[Data records]
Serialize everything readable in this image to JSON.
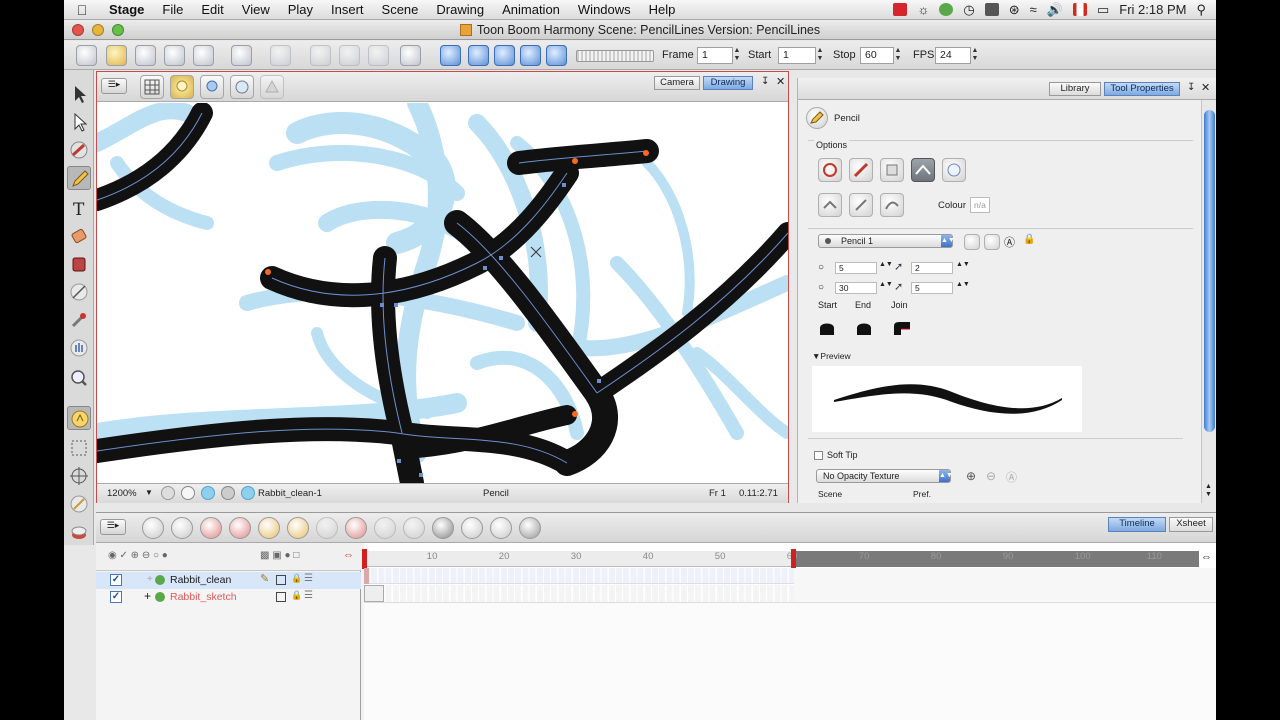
{
  "menubar": {
    "app_name": "Stage",
    "items": [
      "File",
      "Edit",
      "View",
      "Play",
      "Insert",
      "Scene",
      "Drawing",
      "Animation",
      "Windows",
      "Help"
    ],
    "clock": "Fri 2:18 PM"
  },
  "window": {
    "title": "Toon Boom Harmony Scene: PencilLines Version: PencilLines"
  },
  "playback": {
    "frame_label": "Frame",
    "frame_value": "1",
    "start_label": "Start",
    "start_value": "1",
    "stop_label": "Stop",
    "stop_value": "60",
    "fps_label": "FPS",
    "fps_value": "24"
  },
  "camera_view": {
    "tabs": [
      "Camera",
      "Drawing"
    ],
    "selected_tab": "Drawing",
    "zoom": "1200%",
    "drawing_name": "Rabbit_clean-1",
    "tool_name": "Pencil",
    "frame": "Fr 1",
    "coords": "0.11:2.71"
  },
  "tool_properties": {
    "tabs": [
      "Library",
      "Tool Properties"
    ],
    "selected_tab": "Tool Properties",
    "tool_title": "Pencil",
    "options_label": "Options",
    "colour_label": "Colour",
    "colour_value": "n/a",
    "preset": "Pencil 1",
    "min_size": "5",
    "max_size": "2",
    "smoothing": "30",
    "contour": "5",
    "start_label": "Start",
    "end_label": "End",
    "join_label": "Join",
    "preview_label": "Preview",
    "soft_tip_label": "Soft Tip",
    "texture": "No Opacity Texture",
    "scene_label": "Scene",
    "pref_label": "Pref."
  },
  "timeline": {
    "tabs": [
      "Timeline",
      "Xsheet"
    ],
    "selected_tab": "Timeline",
    "layers": [
      {
        "name": "Rabbit_clean",
        "color": "#1a1a1a",
        "checked": true
      },
      {
        "name": "Rabbit_sketch",
        "color": "#e05a5a",
        "checked": true
      }
    ],
    "ruler_numbers": [
      "10",
      "20",
      "30",
      "40",
      "50",
      "60",
      "70",
      "80",
      "90",
      "100",
      "110"
    ],
    "stop_frame": 60
  },
  "colors": {
    "accent_blue": "#5b8fdc",
    "camera_border": "#c84b4b",
    "sketch_blue": "#7fc2e8"
  }
}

TASK REQUIREMENTS:
Reproduce each entry precisely, dropping only the pictures.

ANSWER TO THE TASK:
Serialize everything readable in this image to JSON.
{
  "menubar": {
    "app_name": "Stage",
    "items": [
      "File",
      "Edit",
      "View",
      "Play",
      "Insert",
      "Scene",
      "Drawing",
      "Animation",
      "Windows",
      "Help"
    ],
    "clock": "Fri 2:18 PM"
  },
  "window": {
    "title": "Toon Boom Harmony Scene: PencilLines Version: PencilLines"
  },
  "playback": {
    "frame_label": "Frame",
    "frame_value": "1",
    "start_label": "Start",
    "start_value": "1",
    "stop_label": "Stop",
    "stop_value": "60",
    "fps_label": "FPS",
    "fps_value": "24"
  },
  "camera_view": {
    "tabs": [
      "Camera",
      "Drawing"
    ],
    "selected_tab": "Drawing",
    "zoom": "1200%",
    "drawing_name": "Rabbit_clean-1",
    "tool_name": "Pencil",
    "frame": "Fr 1",
    "coords": "0.11:2.71"
  },
  "tool_properties": {
    "tabs": [
      "Library",
      "Tool Properties"
    ],
    "selected_tab": "Tool Properties",
    "tool_title": "Pencil",
    "options_label": "Options",
    "colour_label": "Colour",
    "colour_value": "n/a",
    "preset": "Pencil 1",
    "min_size": "5",
    "max_size": "2",
    "smoothing": "30",
    "contour": "5",
    "start_label": "Start",
    "end_label": "End",
    "join_label": "Join",
    "preview_label": "Preview",
    "soft_tip_label": "Soft Tip",
    "texture": "No Opacity Texture",
    "scene_label": "Scene",
    "pref_label": "Pref."
  },
  "timeline": {
    "tabs": [
      "Timeline",
      "Xsheet"
    ],
    "selected_tab": "Timeline",
    "layers": [
      {
        "name": "Rabbit_clean",
        "color": "#1a1a1a",
        "checked": true
      },
      {
        "name": "Rabbit_sketch",
        "color": "#e05a5a",
        "checked": true
      }
    ],
    "ruler_numbers": [
      "10",
      "20",
      "30",
      "40",
      "50",
      "60",
      "70",
      "80",
      "90",
      "100",
      "110"
    ],
    "stop_frame": 60
  },
  "colors": {
    "accent_blue": "#5b8fdc",
    "camera_border": "#c84b4b",
    "sketch_blue": "#7fc2e8"
  }
}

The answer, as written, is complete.